* [Task requirements]: From the records below, give the number of lines that contain the string "汽车检测与维修技术", without any other text.

* [The records]:
::::::::
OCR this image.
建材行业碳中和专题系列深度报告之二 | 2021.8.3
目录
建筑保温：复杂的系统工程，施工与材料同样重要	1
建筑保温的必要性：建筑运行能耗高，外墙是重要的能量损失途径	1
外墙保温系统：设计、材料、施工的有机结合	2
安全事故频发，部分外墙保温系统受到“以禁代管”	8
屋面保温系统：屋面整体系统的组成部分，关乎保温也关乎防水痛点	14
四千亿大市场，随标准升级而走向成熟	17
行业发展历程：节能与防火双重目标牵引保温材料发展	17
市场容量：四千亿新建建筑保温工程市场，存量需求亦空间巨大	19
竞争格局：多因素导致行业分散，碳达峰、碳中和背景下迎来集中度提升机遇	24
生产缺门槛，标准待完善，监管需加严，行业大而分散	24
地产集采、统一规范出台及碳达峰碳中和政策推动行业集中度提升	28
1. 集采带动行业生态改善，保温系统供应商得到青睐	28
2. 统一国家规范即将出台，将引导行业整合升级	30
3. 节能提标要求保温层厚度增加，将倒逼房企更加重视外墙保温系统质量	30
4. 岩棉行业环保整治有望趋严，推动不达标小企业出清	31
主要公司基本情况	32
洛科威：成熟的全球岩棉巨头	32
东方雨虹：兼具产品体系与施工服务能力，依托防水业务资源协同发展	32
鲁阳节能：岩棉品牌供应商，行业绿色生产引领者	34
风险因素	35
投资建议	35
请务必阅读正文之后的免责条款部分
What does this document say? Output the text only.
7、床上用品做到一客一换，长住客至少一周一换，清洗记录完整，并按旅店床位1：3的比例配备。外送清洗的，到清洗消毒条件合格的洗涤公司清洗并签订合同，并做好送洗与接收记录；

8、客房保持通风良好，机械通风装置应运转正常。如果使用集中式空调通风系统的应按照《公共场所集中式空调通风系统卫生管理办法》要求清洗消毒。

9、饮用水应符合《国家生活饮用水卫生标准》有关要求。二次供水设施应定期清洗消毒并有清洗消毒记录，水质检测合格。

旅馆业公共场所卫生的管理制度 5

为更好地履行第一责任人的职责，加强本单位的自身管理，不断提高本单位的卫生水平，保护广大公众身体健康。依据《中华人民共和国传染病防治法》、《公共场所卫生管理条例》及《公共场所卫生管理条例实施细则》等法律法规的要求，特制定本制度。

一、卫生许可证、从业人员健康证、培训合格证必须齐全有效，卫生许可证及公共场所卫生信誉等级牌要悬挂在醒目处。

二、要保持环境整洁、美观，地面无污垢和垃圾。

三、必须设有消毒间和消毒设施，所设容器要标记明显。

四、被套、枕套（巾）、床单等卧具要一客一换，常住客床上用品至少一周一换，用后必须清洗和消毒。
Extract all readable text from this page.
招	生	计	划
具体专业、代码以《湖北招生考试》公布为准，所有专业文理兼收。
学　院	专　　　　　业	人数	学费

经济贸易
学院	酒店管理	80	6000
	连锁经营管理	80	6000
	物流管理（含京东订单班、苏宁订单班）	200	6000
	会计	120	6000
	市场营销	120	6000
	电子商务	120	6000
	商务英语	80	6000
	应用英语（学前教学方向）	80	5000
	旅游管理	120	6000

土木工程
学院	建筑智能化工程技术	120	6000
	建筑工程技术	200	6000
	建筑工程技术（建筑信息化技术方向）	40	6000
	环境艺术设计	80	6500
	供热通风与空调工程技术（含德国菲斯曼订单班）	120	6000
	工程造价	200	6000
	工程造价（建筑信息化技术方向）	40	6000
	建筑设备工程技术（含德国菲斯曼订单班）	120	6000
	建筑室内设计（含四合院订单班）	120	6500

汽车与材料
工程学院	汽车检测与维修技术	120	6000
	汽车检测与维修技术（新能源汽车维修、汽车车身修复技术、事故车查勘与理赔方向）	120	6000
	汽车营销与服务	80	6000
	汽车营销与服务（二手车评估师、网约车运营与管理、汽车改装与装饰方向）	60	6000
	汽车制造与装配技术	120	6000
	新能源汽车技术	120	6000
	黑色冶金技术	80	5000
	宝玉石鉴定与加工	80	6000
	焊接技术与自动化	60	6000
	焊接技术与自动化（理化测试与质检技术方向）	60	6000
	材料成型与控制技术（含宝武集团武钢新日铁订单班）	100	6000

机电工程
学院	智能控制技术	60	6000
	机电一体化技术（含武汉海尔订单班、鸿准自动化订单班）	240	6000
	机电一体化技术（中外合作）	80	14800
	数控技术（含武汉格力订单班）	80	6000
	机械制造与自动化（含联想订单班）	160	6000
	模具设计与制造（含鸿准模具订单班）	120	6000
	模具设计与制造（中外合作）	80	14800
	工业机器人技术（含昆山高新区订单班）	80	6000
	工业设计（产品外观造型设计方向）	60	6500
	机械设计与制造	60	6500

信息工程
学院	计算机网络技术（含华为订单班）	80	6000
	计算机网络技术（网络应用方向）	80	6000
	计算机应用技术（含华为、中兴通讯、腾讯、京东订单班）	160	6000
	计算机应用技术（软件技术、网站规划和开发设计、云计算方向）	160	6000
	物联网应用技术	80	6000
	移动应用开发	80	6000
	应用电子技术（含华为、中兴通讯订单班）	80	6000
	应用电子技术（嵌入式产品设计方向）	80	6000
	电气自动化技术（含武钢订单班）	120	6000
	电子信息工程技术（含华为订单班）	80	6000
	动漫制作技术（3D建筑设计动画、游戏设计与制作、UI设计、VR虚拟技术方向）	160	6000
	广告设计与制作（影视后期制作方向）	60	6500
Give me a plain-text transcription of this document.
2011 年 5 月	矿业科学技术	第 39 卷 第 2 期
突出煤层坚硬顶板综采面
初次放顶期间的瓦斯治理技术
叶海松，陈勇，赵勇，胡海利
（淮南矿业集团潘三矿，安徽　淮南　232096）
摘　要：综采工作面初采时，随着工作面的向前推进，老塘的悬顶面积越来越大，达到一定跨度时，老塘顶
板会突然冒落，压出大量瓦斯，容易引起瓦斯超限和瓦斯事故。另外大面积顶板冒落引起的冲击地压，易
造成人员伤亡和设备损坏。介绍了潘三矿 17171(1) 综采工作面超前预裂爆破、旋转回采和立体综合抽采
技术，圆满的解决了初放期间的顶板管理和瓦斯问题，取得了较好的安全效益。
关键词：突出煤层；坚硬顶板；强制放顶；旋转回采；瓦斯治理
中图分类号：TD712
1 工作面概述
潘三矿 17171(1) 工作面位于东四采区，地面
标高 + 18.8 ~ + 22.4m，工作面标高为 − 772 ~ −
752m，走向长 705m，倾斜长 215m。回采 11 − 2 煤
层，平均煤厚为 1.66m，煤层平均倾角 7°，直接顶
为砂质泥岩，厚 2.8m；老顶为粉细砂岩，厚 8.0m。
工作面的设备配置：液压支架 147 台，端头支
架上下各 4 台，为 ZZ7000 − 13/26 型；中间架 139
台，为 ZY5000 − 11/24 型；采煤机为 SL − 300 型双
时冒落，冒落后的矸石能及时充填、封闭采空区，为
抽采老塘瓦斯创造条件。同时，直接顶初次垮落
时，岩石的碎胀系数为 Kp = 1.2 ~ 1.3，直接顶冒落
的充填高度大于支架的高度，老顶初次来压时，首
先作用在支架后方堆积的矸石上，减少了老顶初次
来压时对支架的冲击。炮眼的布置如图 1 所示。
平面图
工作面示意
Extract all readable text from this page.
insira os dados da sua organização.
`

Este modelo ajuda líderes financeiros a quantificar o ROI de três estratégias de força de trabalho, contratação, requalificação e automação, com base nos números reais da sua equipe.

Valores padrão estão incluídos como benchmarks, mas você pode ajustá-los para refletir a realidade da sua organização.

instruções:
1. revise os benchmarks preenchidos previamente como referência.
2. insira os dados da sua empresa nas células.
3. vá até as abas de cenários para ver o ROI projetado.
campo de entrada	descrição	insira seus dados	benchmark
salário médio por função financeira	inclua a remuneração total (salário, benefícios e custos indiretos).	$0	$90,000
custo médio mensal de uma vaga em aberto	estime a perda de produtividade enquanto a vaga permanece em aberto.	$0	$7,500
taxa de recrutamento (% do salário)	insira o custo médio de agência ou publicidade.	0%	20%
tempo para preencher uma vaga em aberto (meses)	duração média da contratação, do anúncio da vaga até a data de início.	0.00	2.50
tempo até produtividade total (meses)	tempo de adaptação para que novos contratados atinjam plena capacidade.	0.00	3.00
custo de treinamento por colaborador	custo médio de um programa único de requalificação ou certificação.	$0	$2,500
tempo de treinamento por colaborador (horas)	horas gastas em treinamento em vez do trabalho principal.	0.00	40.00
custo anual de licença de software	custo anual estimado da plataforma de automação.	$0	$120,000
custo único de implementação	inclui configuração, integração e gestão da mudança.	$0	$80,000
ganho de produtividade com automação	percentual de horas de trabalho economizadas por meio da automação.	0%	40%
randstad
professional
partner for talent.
::::::::
* [The completed task]: 2